Material to process below:

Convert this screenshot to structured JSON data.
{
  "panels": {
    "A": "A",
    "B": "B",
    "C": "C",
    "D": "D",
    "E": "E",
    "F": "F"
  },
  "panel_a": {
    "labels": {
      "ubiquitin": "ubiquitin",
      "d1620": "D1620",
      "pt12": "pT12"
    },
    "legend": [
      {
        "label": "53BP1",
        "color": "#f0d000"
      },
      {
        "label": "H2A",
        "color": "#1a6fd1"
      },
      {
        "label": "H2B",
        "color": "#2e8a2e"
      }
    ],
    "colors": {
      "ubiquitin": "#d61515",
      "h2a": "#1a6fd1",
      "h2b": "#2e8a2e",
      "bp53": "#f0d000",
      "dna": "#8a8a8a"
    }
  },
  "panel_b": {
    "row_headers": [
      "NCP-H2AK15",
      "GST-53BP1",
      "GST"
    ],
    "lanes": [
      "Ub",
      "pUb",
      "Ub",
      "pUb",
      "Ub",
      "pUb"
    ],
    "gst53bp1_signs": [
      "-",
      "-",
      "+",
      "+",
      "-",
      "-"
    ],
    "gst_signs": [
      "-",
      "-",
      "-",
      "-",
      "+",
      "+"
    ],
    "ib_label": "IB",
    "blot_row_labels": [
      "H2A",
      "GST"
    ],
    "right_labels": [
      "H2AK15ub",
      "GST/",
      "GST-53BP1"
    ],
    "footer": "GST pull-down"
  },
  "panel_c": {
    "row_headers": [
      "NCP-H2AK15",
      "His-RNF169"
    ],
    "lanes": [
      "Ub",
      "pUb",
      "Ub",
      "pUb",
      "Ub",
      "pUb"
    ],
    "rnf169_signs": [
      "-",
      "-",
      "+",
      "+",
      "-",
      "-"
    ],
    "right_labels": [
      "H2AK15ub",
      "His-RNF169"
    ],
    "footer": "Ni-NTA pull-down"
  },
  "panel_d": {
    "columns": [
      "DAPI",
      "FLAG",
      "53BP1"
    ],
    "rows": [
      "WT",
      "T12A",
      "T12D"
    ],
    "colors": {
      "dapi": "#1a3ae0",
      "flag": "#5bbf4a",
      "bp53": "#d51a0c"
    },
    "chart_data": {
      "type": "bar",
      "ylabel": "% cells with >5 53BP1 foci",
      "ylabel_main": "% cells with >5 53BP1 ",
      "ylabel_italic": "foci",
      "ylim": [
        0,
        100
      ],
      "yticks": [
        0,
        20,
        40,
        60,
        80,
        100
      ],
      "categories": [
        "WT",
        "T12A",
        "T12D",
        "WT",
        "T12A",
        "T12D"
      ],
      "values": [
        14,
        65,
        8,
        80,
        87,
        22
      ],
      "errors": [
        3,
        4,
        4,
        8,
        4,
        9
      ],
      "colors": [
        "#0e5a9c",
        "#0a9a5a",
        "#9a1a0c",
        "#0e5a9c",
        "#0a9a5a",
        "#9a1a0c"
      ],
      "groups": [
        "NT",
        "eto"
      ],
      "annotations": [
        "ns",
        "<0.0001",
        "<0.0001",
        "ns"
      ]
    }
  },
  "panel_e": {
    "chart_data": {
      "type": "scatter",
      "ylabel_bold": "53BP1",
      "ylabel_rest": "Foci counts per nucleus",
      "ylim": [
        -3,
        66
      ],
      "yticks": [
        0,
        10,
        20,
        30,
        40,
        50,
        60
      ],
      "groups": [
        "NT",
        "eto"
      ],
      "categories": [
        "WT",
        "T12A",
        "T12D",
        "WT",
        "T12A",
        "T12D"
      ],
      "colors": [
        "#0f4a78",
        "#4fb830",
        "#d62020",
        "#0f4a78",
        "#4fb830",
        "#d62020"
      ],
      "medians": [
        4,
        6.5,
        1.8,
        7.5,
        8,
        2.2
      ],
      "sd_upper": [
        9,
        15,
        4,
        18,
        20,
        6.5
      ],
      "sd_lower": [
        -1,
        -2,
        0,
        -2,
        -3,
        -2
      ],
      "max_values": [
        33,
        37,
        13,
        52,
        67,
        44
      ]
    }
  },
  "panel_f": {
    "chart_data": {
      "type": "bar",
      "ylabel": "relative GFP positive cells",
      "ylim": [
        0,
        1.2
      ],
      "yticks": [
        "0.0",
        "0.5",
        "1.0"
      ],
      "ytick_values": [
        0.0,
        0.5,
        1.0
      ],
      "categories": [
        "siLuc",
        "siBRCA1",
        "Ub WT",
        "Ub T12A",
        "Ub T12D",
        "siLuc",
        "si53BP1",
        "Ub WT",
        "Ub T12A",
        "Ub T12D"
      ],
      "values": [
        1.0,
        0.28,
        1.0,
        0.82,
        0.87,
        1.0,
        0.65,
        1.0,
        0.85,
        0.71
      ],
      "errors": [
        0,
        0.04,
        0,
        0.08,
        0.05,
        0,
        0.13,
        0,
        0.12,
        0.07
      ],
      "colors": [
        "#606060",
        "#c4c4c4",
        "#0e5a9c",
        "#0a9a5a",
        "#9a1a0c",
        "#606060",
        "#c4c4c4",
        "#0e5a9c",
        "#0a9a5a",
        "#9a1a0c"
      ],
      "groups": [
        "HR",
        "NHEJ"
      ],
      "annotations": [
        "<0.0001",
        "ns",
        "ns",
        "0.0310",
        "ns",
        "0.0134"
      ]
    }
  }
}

End of Material to process.

> What needs to be done: Go through the material and select each line with the string "footer" in it.

> Task response:
    "footer": "GST pull-down"
    "footer": "Ni-NTA pull-down"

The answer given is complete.